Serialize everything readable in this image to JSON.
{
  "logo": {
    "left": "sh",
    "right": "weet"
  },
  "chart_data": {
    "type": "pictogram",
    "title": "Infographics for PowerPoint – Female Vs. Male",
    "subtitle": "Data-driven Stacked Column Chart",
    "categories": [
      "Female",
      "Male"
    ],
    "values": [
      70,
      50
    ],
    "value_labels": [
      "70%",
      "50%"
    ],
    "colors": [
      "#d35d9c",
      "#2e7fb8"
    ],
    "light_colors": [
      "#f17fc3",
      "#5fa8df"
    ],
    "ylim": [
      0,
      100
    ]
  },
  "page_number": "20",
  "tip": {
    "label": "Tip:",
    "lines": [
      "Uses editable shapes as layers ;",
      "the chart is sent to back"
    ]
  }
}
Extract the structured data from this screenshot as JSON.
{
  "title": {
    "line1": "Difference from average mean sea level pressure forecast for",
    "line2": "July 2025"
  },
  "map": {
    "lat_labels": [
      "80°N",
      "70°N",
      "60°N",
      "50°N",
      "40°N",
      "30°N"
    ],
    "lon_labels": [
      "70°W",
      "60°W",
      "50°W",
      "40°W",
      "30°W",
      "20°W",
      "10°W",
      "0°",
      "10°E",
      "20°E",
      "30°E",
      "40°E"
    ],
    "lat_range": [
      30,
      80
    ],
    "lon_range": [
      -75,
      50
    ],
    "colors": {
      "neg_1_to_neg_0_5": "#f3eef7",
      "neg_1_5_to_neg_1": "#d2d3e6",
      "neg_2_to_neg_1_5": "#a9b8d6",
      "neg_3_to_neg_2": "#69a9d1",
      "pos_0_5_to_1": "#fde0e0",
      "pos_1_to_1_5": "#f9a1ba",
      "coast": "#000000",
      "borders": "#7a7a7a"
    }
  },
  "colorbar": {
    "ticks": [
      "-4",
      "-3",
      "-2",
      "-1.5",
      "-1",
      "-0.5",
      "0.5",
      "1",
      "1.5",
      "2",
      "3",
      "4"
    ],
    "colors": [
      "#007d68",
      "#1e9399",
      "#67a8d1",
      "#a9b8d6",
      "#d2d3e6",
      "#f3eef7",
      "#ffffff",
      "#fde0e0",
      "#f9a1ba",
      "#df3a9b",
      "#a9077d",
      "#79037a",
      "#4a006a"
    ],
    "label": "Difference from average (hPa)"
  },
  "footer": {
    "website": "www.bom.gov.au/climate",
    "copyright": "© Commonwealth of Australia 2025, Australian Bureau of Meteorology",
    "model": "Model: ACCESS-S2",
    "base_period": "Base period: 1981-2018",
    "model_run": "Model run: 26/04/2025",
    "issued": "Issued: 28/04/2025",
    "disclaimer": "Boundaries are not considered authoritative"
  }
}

════

### What the task asks
Restate the data above exactly, keeping each word as it stands.

### Result of the exercise
Serialize everything readable in this image to JSON.
{
  "logo": {
    "left": "sh",
    "right": "weet"
  },
  "chart_data": {
    "type": "pictogram",
    "title": "Infographics for PowerPoint – Female Vs. Male",
    "subtitle": "Data-driven Stacked Column Chart",
    "categories": [
      "Female",
      "Male"
    ],
    "values": [
      70,
      50
    ],
    "value_labels": [
      "70%",
      "50%"
    ],
    "colors": [
      "#d35d9c",
      "#2e7fb8"
    ],
    "light_colors": [
      "#f17fc3",
      "#5fa8df"
    ],
    "ylim": [
      0,
      100
    ]
  },
  "page_number": "20",
  "tip": {
    "label": "Tip:",
    "lines": [
      "Uses editable shapes as layers ;",
      "the chart is sent to back"
    ]
  }
}
Extract the structured data from this screenshot as JSON.
{
  "title": {
    "line1": "Difference from average mean sea level pressure forecast for",
    "line2": "July 2025"
  },
  "map": {
    "lat_labels": [
      "80°N",
      "70°N",
      "60°N",
      "50°N",
      "40°N",
      "30°N"
    ],
    "lon_labels": [
      "70°W",
      "60°W",
      "50°W",
      "40°W",
      "30°W",
      "20°W",
      "10°W",
      "0°",
      "10°E",
      "20°E",
      "30°E",
      "40°E"
    ],
    "lat_range": [
      30,
      80
    ],
    "lon_range": [
      -75,
      50
    ],
    "colors": {
      "neg_1_to_neg_0_5": "#f3eef7",
      "neg_1_5_to_neg_1": "#d2d3e6",
      "neg_2_to_neg_1_5": "#a9b8d6",
      "neg_3_to_neg_2": "#69a9d1",
      "pos_0_5_to_1": "#fde0e0",
      "pos_1_to_1_5": "#f9a1ba",
      "coast": "#000000",
      "borders": "#7a7a7a"
    }
  },
  "colorbar": {
    "ticks": [
      "-4",
      "-3",
      "-2",
      "-1.5",
      "-1",
      "-0.5",
      "0.5",
      "1",
      "1.5",
      "2",
      "3",
      "4"
    ],
    "colors": [
      "#007d68",
      "#1e9399",
      "#67a8d1",
      "#a9b8d6",
      "#d2d3e6",
      "#f3eef7",
      "#ffffff",
      "#fde0e0",
      "#f9a1ba",
      "#df3a9b",
      "#a9077d",
      "#79037a",
      "#4a006a"
    ],
    "label": "Difference from average (hPa)"
  },
  "footer": {
    "website": "www.bom.gov.au/climate",
    "copyright": "© Commonwealth of Australia 2025, Australian Bureau of Meteorology",
    "model": "Model: ACCESS-S2",
    "base_period": "Base period: 1981-2018",
    "model_run": "Model run: 26/04/2025",
    "issued": "Issued: 28/04/2025",
    "disclaimer": "Boundaries are not considered authoritative"
  }
}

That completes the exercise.